## PROVIDED INFORMATION
===============

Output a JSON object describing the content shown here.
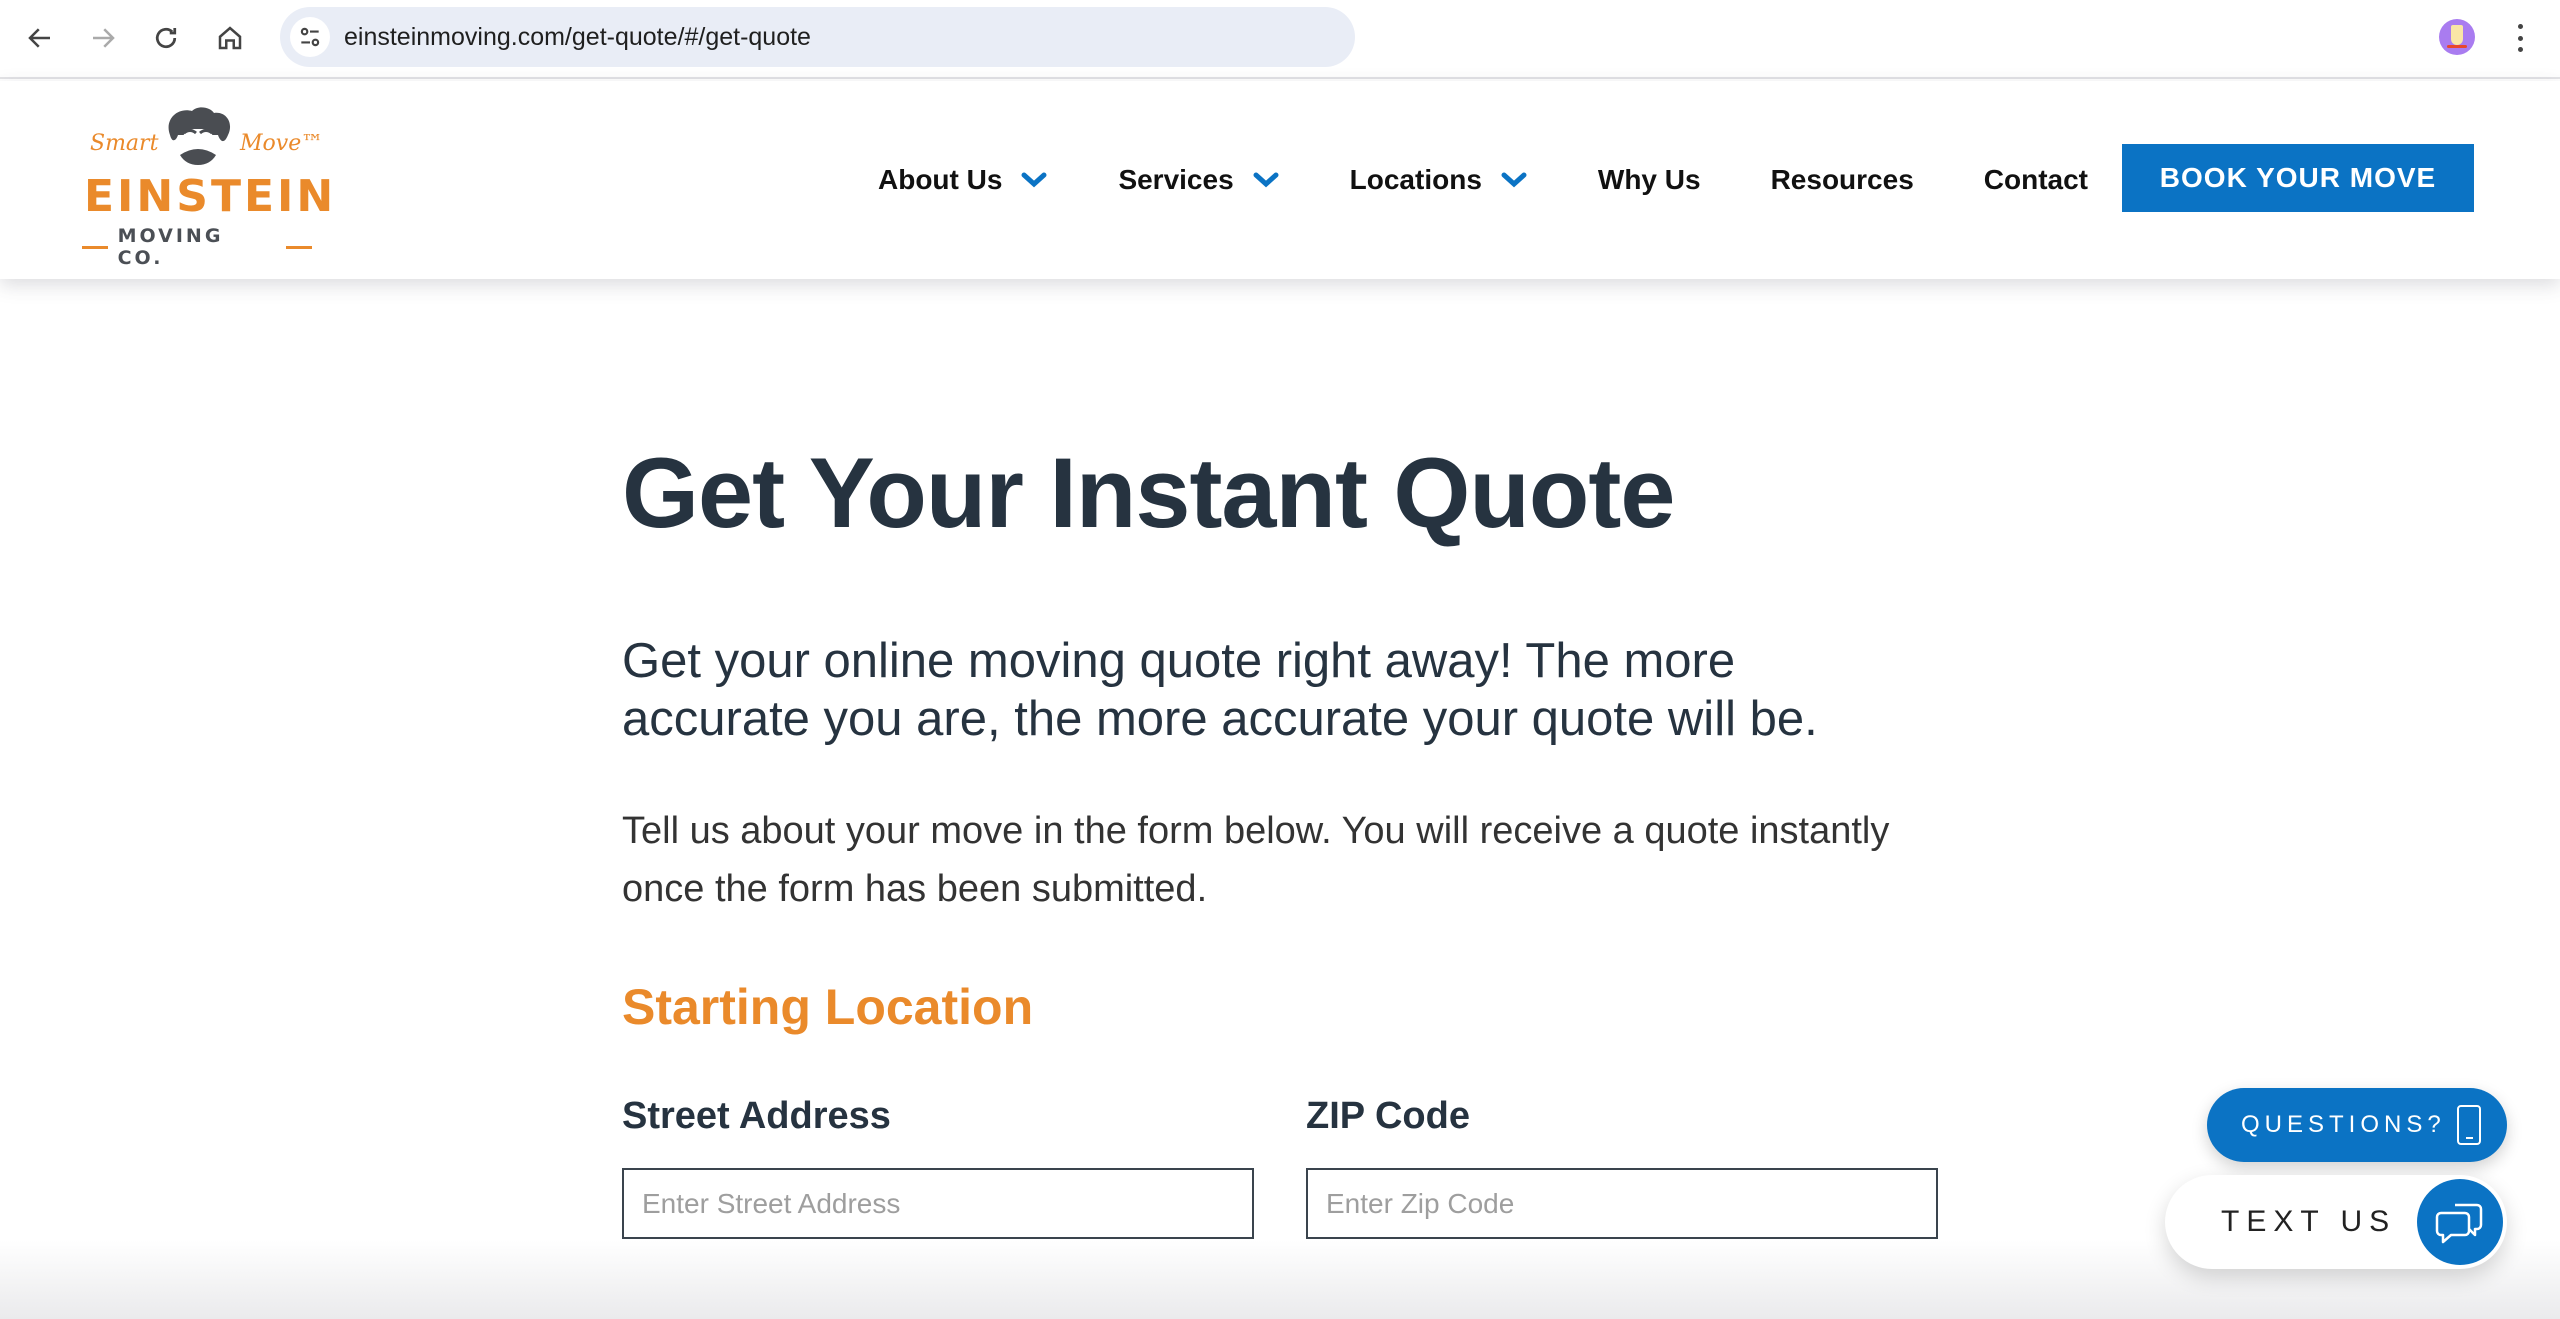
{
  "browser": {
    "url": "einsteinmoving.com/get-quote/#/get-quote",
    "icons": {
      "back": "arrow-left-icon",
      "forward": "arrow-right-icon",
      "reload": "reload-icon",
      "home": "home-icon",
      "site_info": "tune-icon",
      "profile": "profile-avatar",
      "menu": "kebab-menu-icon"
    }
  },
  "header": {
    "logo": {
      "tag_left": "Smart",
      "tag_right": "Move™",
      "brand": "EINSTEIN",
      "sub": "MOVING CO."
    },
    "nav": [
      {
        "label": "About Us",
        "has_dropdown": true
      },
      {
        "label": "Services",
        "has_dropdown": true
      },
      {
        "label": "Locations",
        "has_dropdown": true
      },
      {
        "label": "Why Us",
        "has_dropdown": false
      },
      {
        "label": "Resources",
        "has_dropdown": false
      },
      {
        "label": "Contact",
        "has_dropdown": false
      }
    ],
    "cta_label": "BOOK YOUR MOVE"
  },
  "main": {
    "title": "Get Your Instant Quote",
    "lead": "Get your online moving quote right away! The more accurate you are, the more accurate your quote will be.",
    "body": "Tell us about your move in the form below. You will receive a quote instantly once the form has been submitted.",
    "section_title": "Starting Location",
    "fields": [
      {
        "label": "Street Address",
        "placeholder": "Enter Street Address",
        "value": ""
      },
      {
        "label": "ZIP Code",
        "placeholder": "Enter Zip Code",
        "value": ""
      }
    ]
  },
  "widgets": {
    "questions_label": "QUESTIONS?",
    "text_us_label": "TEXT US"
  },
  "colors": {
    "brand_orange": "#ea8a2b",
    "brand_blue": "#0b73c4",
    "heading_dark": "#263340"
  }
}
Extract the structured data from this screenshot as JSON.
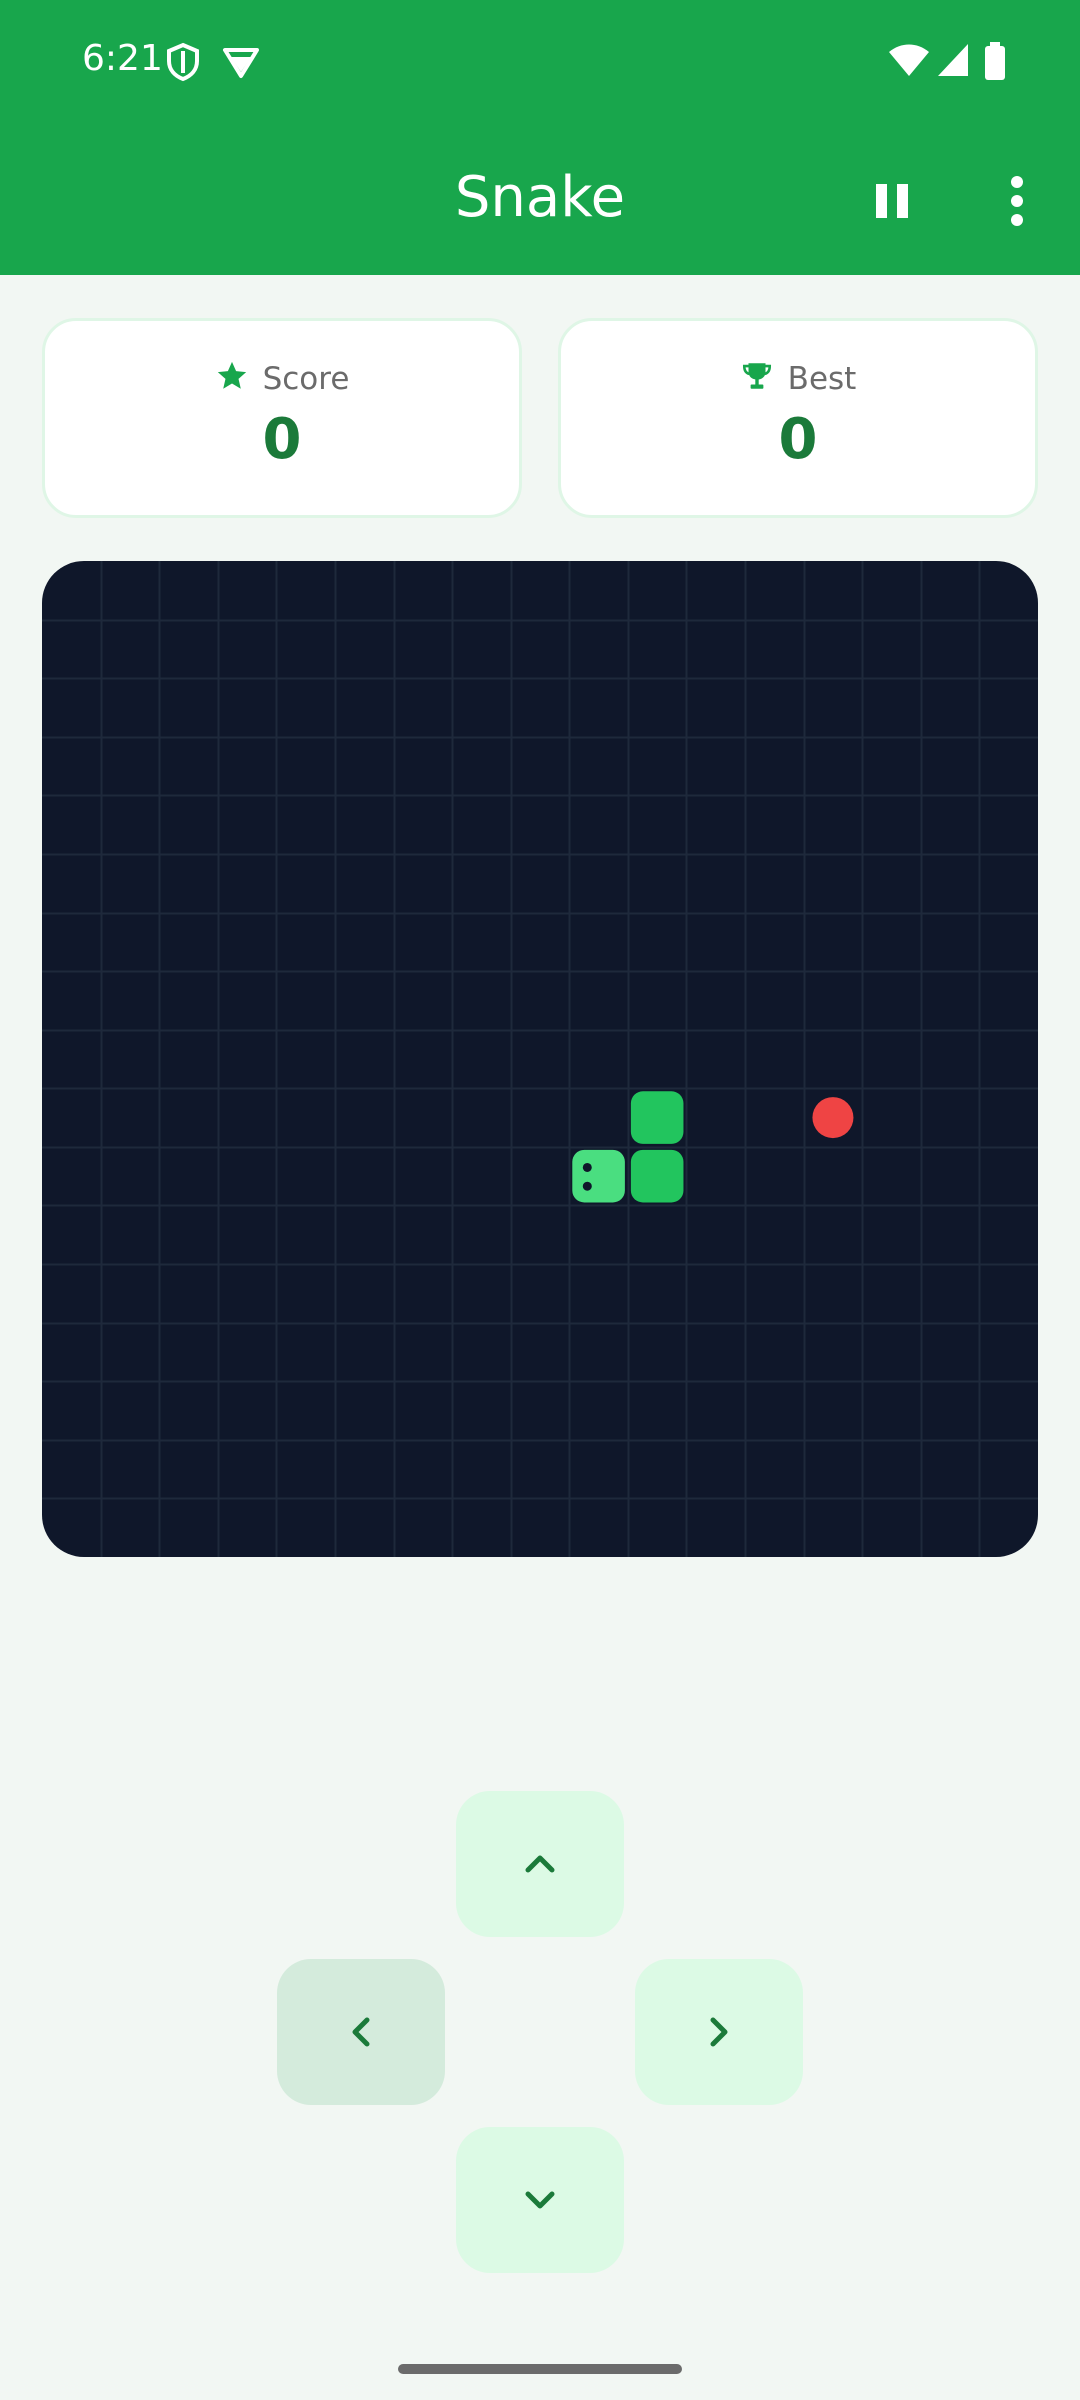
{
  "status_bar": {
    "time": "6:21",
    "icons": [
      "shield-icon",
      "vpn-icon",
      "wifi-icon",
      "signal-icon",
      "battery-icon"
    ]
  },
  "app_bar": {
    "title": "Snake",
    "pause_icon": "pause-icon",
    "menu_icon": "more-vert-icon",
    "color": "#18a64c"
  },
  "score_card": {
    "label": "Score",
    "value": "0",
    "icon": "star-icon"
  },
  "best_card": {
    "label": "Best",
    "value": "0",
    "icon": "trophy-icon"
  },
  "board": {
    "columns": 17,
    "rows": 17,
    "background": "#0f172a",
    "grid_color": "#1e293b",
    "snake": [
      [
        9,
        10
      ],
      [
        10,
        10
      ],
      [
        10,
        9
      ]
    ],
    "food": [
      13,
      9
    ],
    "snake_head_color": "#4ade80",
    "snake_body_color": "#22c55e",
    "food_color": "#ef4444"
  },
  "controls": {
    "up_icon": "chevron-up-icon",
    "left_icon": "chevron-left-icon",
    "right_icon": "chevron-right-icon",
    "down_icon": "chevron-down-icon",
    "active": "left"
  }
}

===============

What is the number of lines containing "Address"? Give that number only.

2